(Dataset rows)
____

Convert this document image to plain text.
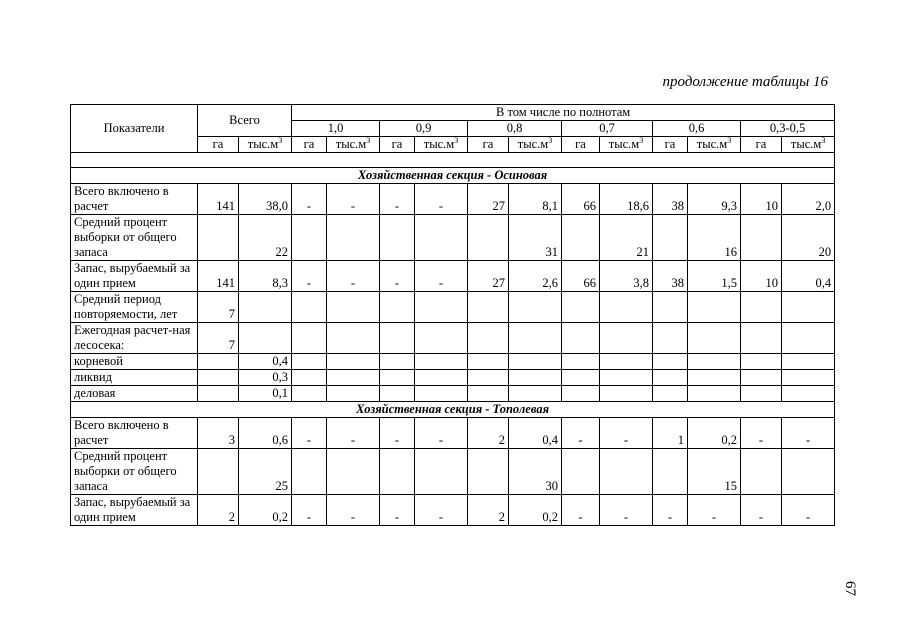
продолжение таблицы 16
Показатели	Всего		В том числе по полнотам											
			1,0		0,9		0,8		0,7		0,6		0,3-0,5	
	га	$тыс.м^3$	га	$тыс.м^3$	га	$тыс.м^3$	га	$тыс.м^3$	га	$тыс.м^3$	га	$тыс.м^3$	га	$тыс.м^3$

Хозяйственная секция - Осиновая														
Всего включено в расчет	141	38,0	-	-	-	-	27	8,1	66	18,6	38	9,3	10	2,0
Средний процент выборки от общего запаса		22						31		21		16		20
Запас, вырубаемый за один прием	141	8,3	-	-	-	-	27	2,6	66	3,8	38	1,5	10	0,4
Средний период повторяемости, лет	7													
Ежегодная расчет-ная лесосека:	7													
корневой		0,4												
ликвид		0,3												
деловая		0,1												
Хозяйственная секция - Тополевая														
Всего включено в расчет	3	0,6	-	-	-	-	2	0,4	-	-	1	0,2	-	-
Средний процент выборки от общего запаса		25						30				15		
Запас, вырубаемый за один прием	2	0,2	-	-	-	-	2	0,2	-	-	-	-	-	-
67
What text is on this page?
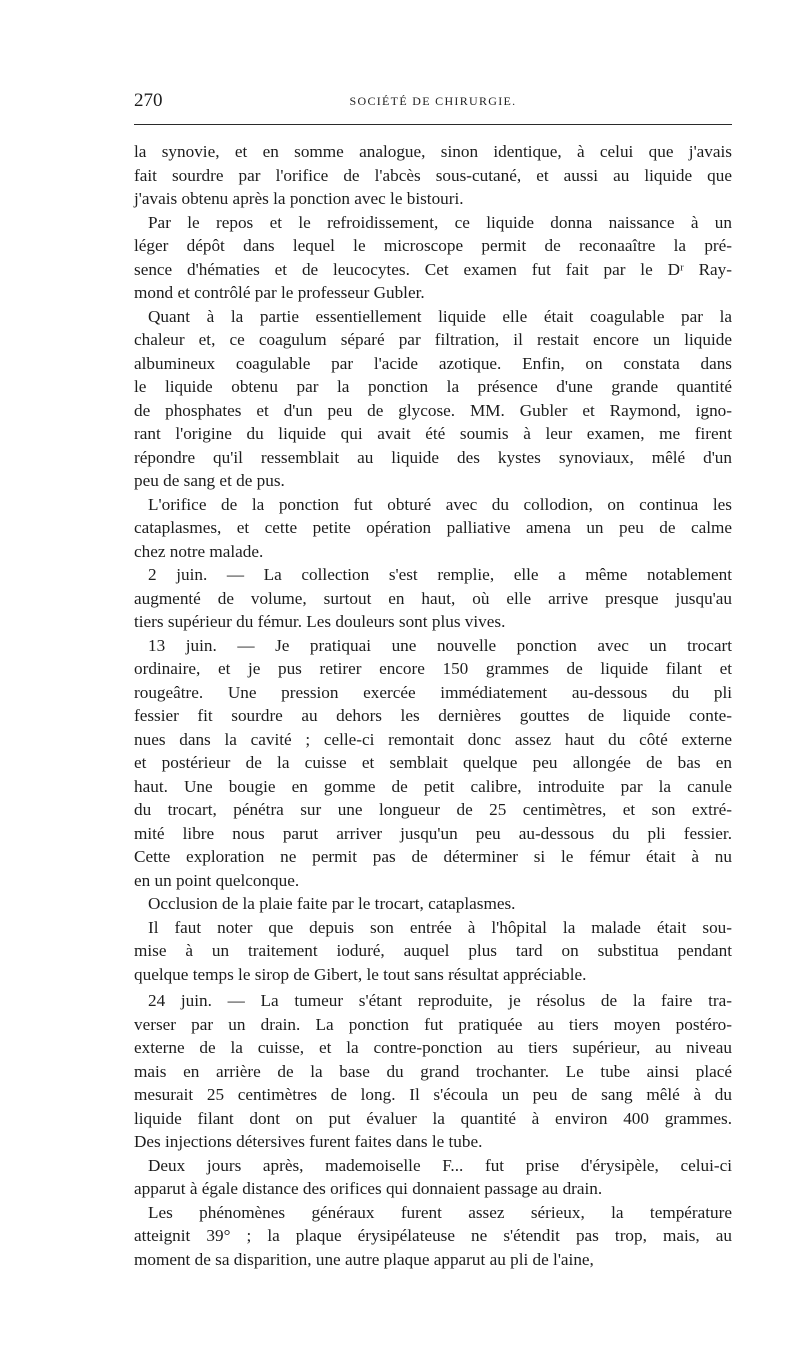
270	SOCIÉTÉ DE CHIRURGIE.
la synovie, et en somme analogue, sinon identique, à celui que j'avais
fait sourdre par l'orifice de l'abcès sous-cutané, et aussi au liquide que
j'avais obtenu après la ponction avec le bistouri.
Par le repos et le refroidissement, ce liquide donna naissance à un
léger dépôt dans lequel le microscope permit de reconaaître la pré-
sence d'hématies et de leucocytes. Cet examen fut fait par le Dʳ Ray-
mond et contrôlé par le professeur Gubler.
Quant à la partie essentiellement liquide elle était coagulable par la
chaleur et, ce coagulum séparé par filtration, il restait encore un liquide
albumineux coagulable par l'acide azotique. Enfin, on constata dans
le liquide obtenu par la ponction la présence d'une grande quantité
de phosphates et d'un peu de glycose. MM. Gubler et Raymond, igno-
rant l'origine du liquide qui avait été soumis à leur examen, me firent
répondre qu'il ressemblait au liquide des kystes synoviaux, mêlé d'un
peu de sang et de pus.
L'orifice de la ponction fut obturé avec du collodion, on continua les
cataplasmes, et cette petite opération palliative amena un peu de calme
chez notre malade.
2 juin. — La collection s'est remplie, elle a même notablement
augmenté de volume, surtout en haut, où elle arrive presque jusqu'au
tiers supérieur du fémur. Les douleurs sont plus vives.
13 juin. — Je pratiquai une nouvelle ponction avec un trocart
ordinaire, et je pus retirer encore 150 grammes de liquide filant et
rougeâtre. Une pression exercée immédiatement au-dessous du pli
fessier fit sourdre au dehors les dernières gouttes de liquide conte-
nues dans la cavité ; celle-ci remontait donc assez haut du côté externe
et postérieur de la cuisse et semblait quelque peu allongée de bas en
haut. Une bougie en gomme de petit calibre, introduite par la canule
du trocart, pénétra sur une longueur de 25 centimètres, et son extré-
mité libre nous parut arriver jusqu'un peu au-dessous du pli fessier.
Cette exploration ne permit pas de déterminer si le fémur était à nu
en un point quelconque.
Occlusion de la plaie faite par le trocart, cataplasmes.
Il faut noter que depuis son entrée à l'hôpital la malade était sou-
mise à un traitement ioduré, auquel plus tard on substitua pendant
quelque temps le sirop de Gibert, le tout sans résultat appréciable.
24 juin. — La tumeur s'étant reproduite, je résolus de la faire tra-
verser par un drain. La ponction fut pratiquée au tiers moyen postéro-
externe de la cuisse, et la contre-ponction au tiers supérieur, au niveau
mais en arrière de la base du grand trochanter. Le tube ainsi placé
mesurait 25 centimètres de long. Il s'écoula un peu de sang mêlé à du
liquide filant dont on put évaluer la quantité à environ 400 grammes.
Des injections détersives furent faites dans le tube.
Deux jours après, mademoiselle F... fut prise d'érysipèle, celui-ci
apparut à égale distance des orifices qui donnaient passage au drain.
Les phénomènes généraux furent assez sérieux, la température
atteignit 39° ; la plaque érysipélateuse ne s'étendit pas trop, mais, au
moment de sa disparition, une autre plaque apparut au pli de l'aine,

____

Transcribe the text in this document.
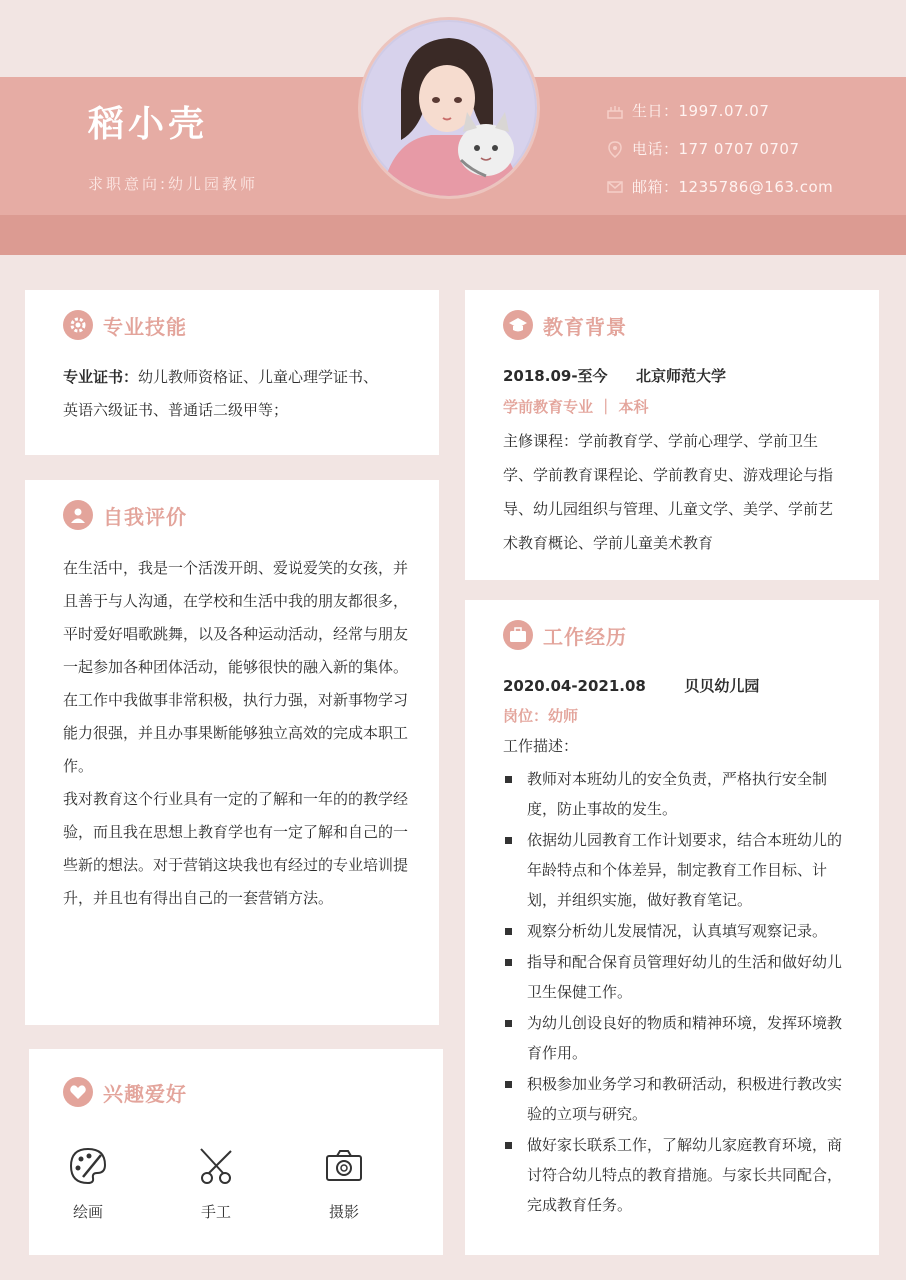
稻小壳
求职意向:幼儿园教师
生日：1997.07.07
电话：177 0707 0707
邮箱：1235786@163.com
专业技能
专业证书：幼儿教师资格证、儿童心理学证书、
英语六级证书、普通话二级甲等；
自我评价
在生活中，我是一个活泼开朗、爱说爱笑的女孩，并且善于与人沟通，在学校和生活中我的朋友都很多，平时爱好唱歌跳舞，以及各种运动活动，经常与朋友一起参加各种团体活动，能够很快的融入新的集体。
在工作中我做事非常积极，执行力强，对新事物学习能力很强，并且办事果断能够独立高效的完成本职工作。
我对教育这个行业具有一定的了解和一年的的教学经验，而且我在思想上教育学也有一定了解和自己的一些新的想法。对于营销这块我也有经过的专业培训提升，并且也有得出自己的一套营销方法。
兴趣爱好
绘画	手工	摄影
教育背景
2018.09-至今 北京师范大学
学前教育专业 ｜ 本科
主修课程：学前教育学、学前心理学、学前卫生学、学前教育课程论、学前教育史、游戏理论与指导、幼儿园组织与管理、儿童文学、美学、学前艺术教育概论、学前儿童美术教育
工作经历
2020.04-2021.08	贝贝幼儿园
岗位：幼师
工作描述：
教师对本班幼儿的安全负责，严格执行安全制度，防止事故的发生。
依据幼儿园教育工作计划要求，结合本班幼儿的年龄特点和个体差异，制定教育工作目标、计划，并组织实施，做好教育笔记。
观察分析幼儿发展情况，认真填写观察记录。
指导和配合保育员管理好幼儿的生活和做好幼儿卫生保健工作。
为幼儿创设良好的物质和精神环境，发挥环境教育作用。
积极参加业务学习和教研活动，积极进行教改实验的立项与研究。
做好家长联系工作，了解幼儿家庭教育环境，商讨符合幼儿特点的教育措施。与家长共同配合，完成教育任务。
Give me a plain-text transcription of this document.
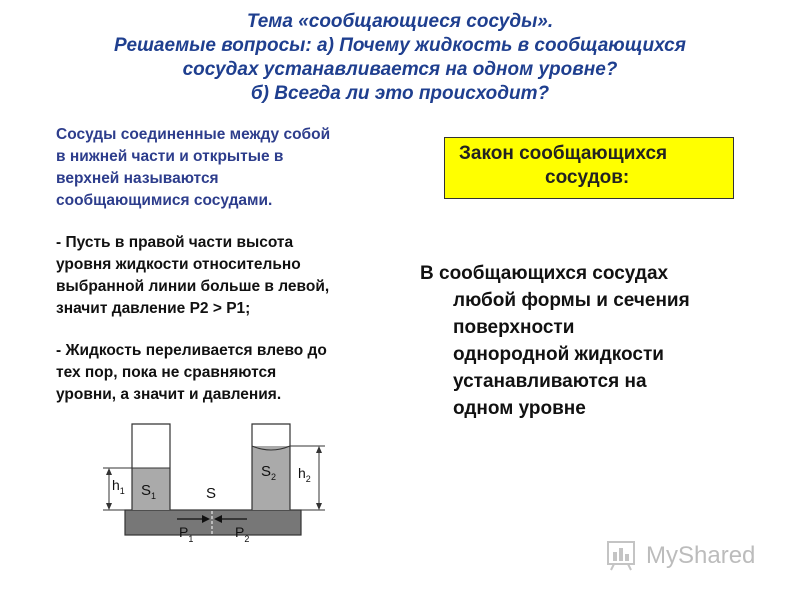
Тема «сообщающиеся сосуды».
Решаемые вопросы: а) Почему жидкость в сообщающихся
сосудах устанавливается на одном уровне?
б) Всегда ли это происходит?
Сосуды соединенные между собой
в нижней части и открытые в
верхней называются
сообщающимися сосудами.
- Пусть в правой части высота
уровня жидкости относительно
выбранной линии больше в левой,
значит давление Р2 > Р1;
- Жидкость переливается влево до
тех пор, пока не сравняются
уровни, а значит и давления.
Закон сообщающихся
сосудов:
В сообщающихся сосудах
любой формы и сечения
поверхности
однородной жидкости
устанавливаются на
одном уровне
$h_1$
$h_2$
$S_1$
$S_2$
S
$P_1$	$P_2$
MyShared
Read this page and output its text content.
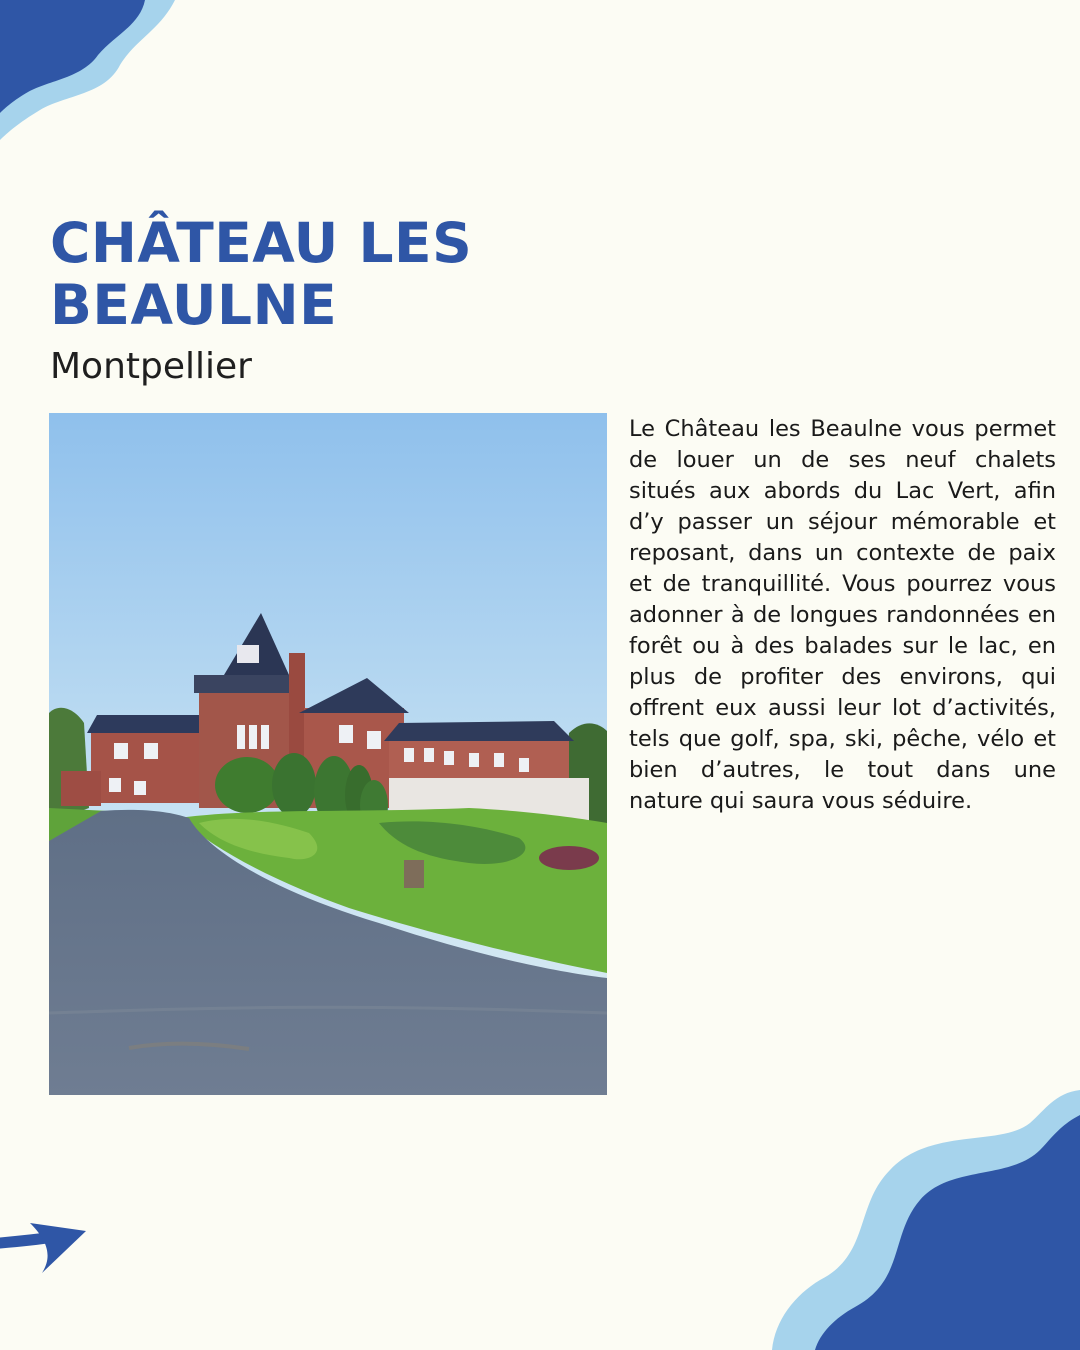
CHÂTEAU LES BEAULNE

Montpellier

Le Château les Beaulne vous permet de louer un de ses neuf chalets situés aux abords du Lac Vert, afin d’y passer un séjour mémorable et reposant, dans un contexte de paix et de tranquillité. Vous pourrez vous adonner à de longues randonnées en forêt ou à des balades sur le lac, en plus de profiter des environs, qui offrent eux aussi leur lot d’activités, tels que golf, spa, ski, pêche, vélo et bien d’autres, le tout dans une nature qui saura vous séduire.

____

■ SET EXERCISE ■
From the entries above, collect every line with the string "avais" in it.

■ CORRECT RESULT ■
la synovie, et en somme analogue, sinon identique, à celui que j'avais
j'avais obtenu après la ponction avec le bistouri.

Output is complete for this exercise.